Images excluded, repeat each entry below exactly.

Figure data in JSON:
──────────────────────────────

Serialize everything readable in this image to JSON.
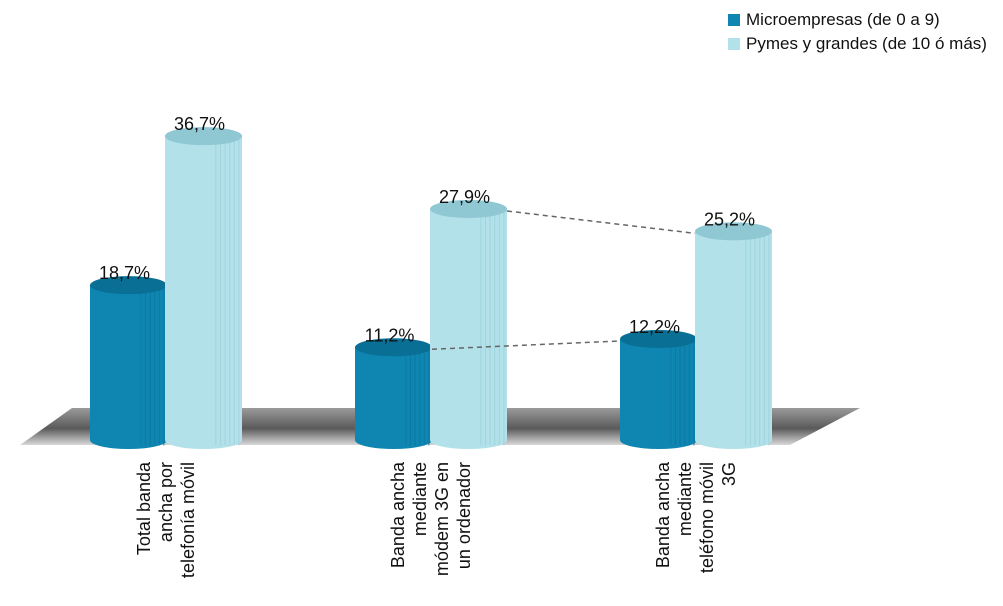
{
  "chart_data": {
    "type": "bar",
    "categories": [
      [
        "Total banda",
        "ancha por",
        "telefonía móvil"
      ],
      [
        "Banda ancha",
        "mediante",
        "módem 3G en",
        "un ordenador"
      ],
      [
        "Banda ancha",
        "mediante",
        "teléfono móvil",
        "3G"
      ]
    ],
    "series": [
      {
        "name": "Microempresas (de 0 a 9)",
        "values": [
          18.7,
          11.2,
          12.2
        ],
        "labels": [
          "18,7%",
          "11,2%",
          "12,2%"
        ],
        "color": "#0e86b1"
      },
      {
        "name": "Pymes y grandes (de 10 ó más)",
        "values": [
          36.7,
          27.9,
          25.2
        ],
        "labels": [
          "36,7%",
          "27,9%",
          "25,2%"
        ],
        "color": "#b3e1ea"
      }
    ],
    "unit": "%",
    "ylim": [
      0,
      40
    ],
    "grid": false,
    "legend_position": "top-right",
    "connector_lines": "dashed lines link the top of each series between the 2nd and 3rd groups"
  }
}
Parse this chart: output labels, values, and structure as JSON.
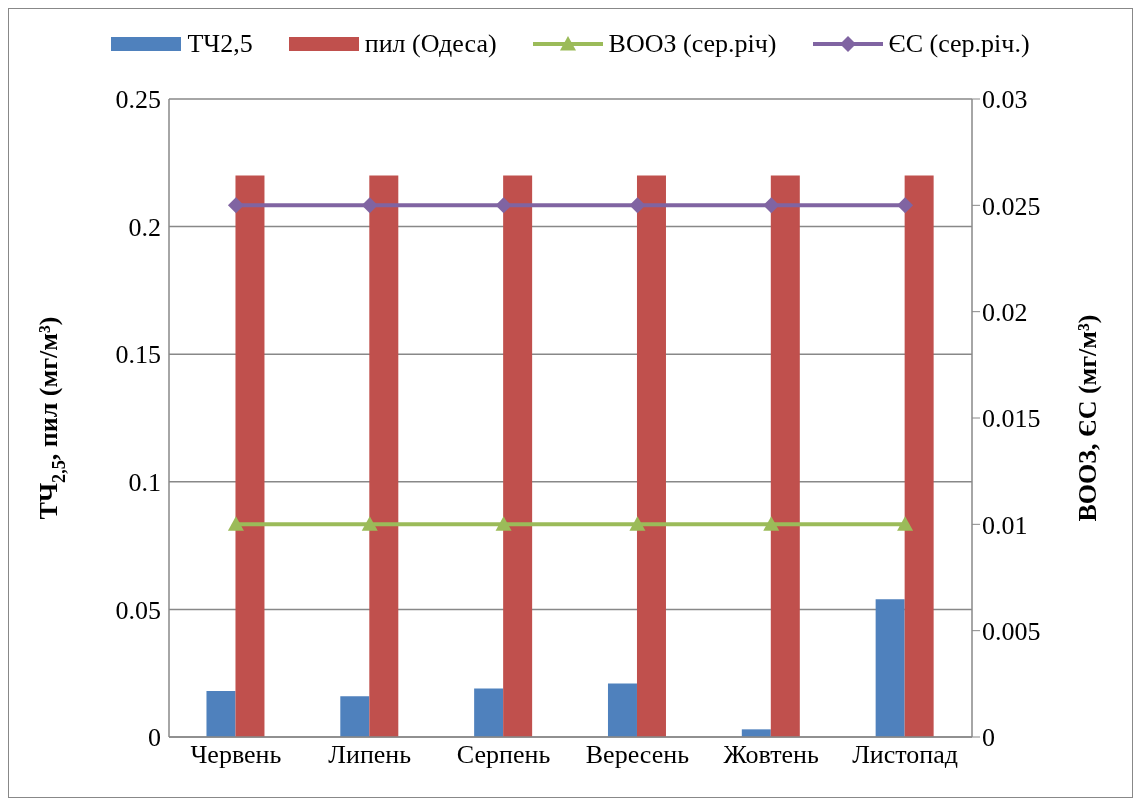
{
  "chart_data": {
    "type": "bar",
    "categories": [
      "Червень",
      "Липень",
      "Серпень",
      "Вересень",
      "Жовтень",
      "Листопад"
    ],
    "ylabel": "ТЧ$_{2,5}$, пил (мг/м³)",
    "y2label": "ВООЗ, ЄС (мг/м³)",
    "ylim": [
      0,
      0.25
    ],
    "yticks": [
      0,
      0.05,
      0.1,
      0.15,
      0.2,
      0.25
    ],
    "y2lim": [
      0,
      0.03
    ],
    "y2ticks": [
      0,
      0.005,
      0.01,
      0.015,
      0.02,
      0.025,
      0.03
    ],
    "grid": "y",
    "legend": "top",
    "series": [
      {
        "name": "ТЧ2,5",
        "color": "#4f81bd",
        "values": [
          0.018,
          0.016,
          0.019,
          0.021,
          0.003,
          0.054
        ]
      },
      {
        "name": "пил (Одеса)",
        "color": "#c0504d",
        "values": [
          0.22,
          0.22,
          0.22,
          0.22,
          0.22,
          0.22
        ]
      },
      {
        "name": "ВООЗ (сер.річ)",
        "type": "line",
        "axis": "y2",
        "marker": "triangle",
        "color": "#9bbb59",
        "values": [
          0.01,
          0.01,
          0.01,
          0.01,
          0.01,
          0.01
        ]
      },
      {
        "name": "ЄС (сер.річ.)",
        "type": "line",
        "axis": "y2",
        "marker": "diamond",
        "color": "#8064a2",
        "values": [
          0.025,
          0.025,
          0.025,
          0.025,
          0.025,
          0.025
        ]
      }
    ]
  }
}
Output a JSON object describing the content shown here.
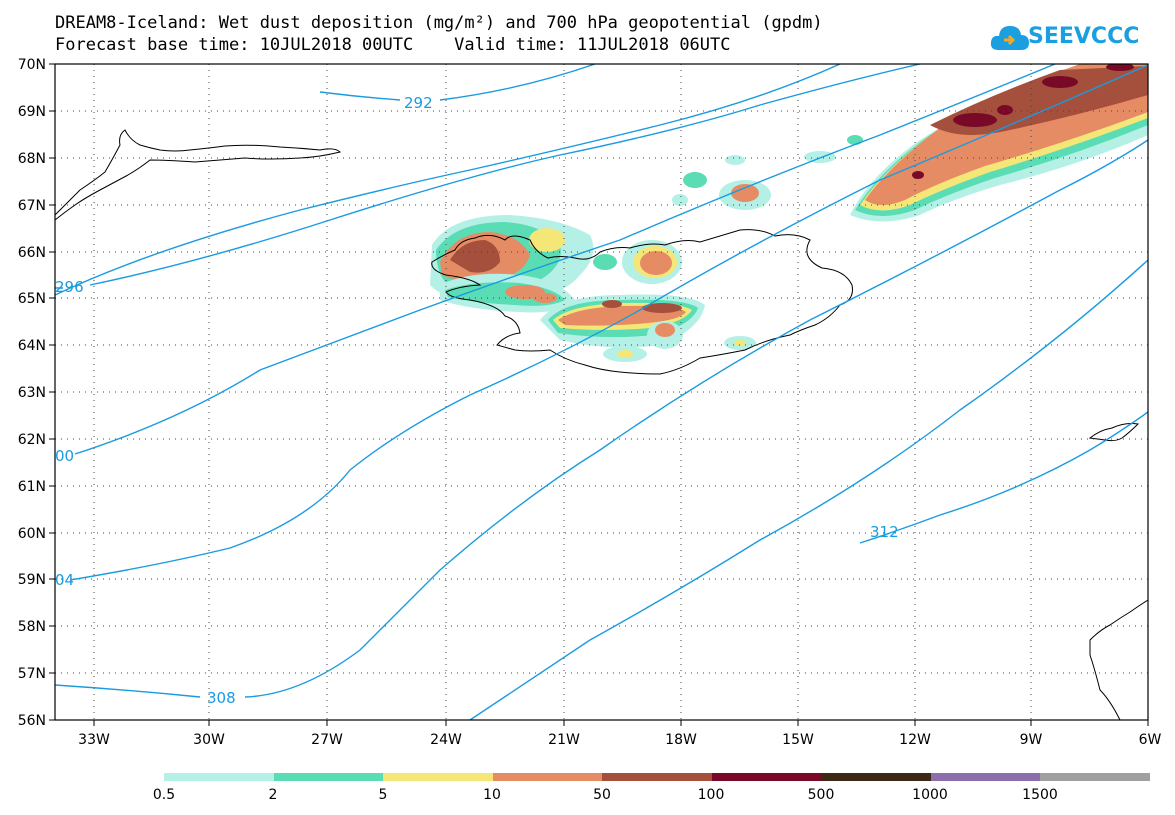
{
  "header": {
    "title_line1": "DREAM8-Iceland: Wet dust deposition (mg/m²) and 700 hPa geopotential (gpdm)",
    "title_line2": "Forecast base time: 10JUL2018 00UTC    Valid time: 11JUL2018 06UTC",
    "logo_text": "SEEVCCC"
  },
  "map": {
    "lon_range": [
      -34.4,
      -6
    ],
    "lat_range": [
      56,
      70
    ],
    "lon_ticks": [
      "33W",
      "30W",
      "27W",
      "24W",
      "21W",
      "18W",
      "15W",
      "12W",
      "9W",
      "6W"
    ],
    "lat_ticks": [
      "70N",
      "69N",
      "68N",
      "67N",
      "66N",
      "65N",
      "64N",
      "63N",
      "62N",
      "61N",
      "60N",
      "59N",
      "58N",
      "57N",
      "56N"
    ],
    "contour_labels": [
      "292",
      "296",
      "00",
      "04",
      "308",
      "312"
    ],
    "contour_color": "#1a9be0"
  },
  "legend": {
    "colors": [
      "#b4f0e6",
      "#5adcb4",
      "#f5e678",
      "#e68c64",
      "#a5503c",
      "#780a28",
      "#3c2814",
      "#8c6eaa",
      "#a0a0a0"
    ],
    "labels": [
      "0.5",
      "2",
      "5",
      "10",
      "50",
      "100",
      "500",
      "1000",
      "1500"
    ]
  }
}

──────────────────────────────

RESPONSE:
Serialize everything readable in this image to JSON.
{
  "chart_data": {
    "type": "bar",
    "categories": [
      [
        "Total banda",
        "ancha por",
        "telefonía móvil"
      ],
      [
        "Banda ancha",
        "mediante",
        "módem 3G en",
        "un ordenador"
      ],
      [
        "Banda ancha",
        "mediante",
        "teléfono móvil",
        "3G"
      ]
    ],
    "series": [
      {
        "name": "Microempresas (de 0 a 9)",
        "values": [
          18.7,
          11.2,
          12.2
        ],
        "labels": [
          "18,7%",
          "11,2%",
          "12,2%"
        ],
        "color": "#0e86b1"
      },
      {
        "name": "Pymes y grandes (de 10 ó más)",
        "values": [
          36.7,
          27.9,
          25.2
        ],
        "labels": [
          "36,7%",
          "27,9%",
          "25,2%"
        ],
        "color": "#b3e1ea"
      }
    ],
    "unit": "%",
    "ylim": [
      0,
      40
    ],
    "grid": false,
    "legend_position": "top-right",
    "connector_lines": "dashed lines link the top of each series between the 2nd and 3rd groups"
  }
}
Parse this chart: output labels, values, and structure as JSON.
{
  "chart_data": {
    "type": "bar",
    "categories": [
      "Червень",
      "Липень",
      "Серпень",
      "Вересень",
      "Жовтень",
      "Листопад"
    ],
    "ylabel": "ТЧ$_{2,5}$, пил (мг/м³)",
    "y2label": "ВООЗ, ЄС (мг/м³)",
    "ylim": [
      0,
      0.25
    ],
    "yticks": [
      0,
      0.05,
      0.1,
      0.15,
      0.2,
      0.25
    ],
    "y2lim": [
      0,
      0.03
    ],
    "y2ticks": [
      0,
      0.005,
      0.01,
      0.015,
      0.02,
      0.025,
      0.03
    ],
    "grid": "y",
    "legend": "top",
    "series": [
      {
        "name": "ТЧ2,5",
        "color": "#4f81bd",
        "values": [
          0.018,
          0.016,
          0.019,
          0.021,
          0.003,
          0.054
        ]
      },
      {
        "name": "пил (Одеса)",
        "color": "#c0504d",
        "values": [
          0.22,
          0.22,
          0.22,
          0.22,
          0.22,
          0.22
        ]
      },
      {
        "name": "ВООЗ (сер.річ)",
        "type": "line",
        "axis": "y2",
        "marker": "triangle",
        "color": "#9bbb59",
        "values": [
          0.01,
          0.01,
          0.01,
          0.01,
          0.01,
          0.01
        ]
      },
      {
        "name": "ЄС (сер.річ.)",
        "type": "line",
        "axis": "y2",
        "marker": "diamond",
        "color": "#8064a2",
        "values": [
          0.025,
          0.025,
          0.025,
          0.025,
          0.025,
          0.025
        ]
      }
    ]
  }
}
Output a JSON object describing the content shown here.
{
  "header": {
    "title_line1": "DREAM8-Iceland: Wet dust deposition (mg/m²) and 700 hPa geopotential (gpdm)",
    "title_line2": "Forecast base time: 10JUL2018 00UTC    Valid time: 11JUL2018 06UTC",
    "logo_text": "SEEVCCC"
  },
  "map": {
    "lon_range": [
      -34.4,
      -6
    ],
    "lat_range": [
      56,
      70
    ],
    "lon_ticks": [
      "33W",
      "30W",
      "27W",
      "24W",
      "21W",
      "18W",
      "15W",
      "12W",
      "9W",
      "6W"
    ],
    "lat_ticks": [
      "70N",
      "69N",
      "68N",
      "67N",
      "66N",
      "65N",
      "64N",
      "63N",
      "62N",
      "61N",
      "60N",
      "59N",
      "58N",
      "57N",
      "56N"
    ],
    "contour_labels": [
      "292",
      "296",
      "00",
      "04",
      "308",
      "312"
    ],
    "contour_color": "#1a9be0"
  },
  "legend": {
    "colors": [
      "#b4f0e6",
      "#5adcb4",
      "#f5e678",
      "#e68c64",
      "#a5503c",
      "#780a28",
      "#3c2814",
      "#8c6eaa",
      "#a0a0a0"
    ],
    "labels": [
      "0.5",
      "2",
      "5",
      "10",
      "50",
      "100",
      "500",
      "1000",
      "1500"
    ]
  }
}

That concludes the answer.